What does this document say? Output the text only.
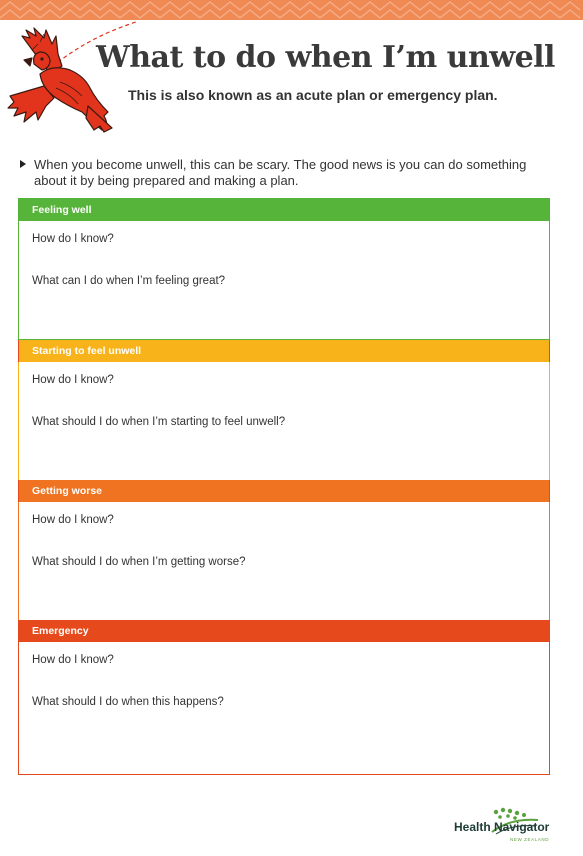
What to do when I’m unwell
This is also known as an acute plan or emergency plan.
When you become unwell, this can be scary. The good news is you can do something about it by being prepared and making a plan.
Feeling well
How do I know?
What can I do when I’m feeling great?
Starting to feel unwell
How do I know?
What should I do when I’m starting to feel unwell?
Getting worse
How do I know?
What should I do when I’m getting worse?
Emergency
How do I know?
What should I do when this happens?
Health Navigator
NEW ZEALAND
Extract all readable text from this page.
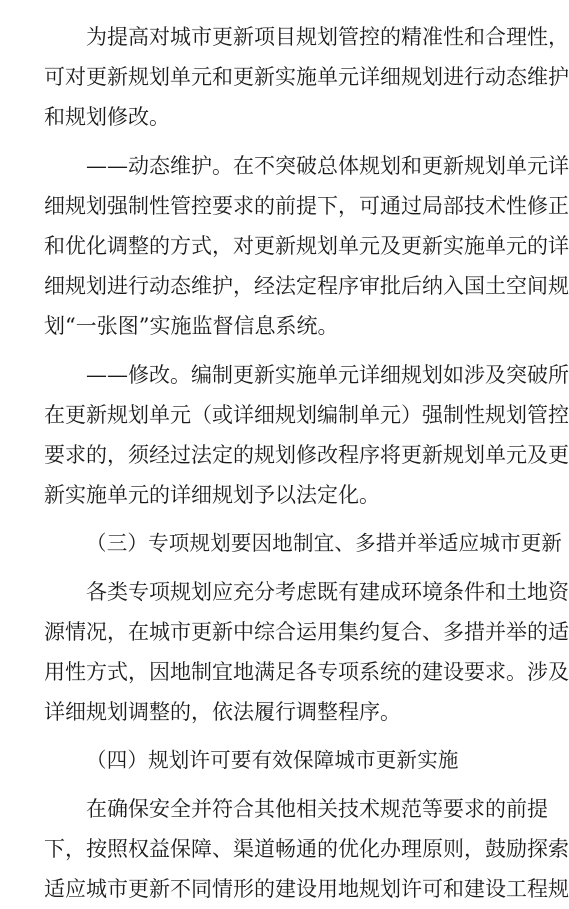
为提高对城市更新项目规划管控的精准性和合理性，
可对更新规划单元和更新实施单元详细规划进行动态维护
和规划修改。
——动态维护。在不突破总体规划和更新规划单元详
细规划强制性管控要求的前提下，可通过局部技术性修正
和优化调整的方式，对更新规划单元及更新实施单元的详
细规划进行动态维护，经法定程序审批后纳入国土空间规
划“一张图”实施监督信息系统。
——修改。编制更新实施单元详细规划如涉及突破所
在更新规划单元（或详细规划编制单元）强制性规划管控
要求的，须经过法定的规划修改程序将更新规划单元及更
新实施单元的详细规划予以法定化。
（三）专项规划要因地制宜、多措并举适应城市更新
各类专项规划应充分考虑既有建成环境条件和土地资
源情况，在城市更新中综合运用集约复合、多措并举的适
用性方式，因地制宜地满足各专项系统的建设要求。涉及
详细规划调整的，依法履行调整程序。
（四）规划许可要有效保障城市更新实施
在确保安全并符合其他相关技术规范等要求的前提
下，按照权益保障、渠道畅通的优化办理原则，鼓励探索
适应城市更新不同情形的建设用地规划许可和建设工程规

Given exercise »
Look through the entries above and list every line containing "text".

Solution to this exercise »
What does this document say? Output the text only.
Extract all readable text from this page.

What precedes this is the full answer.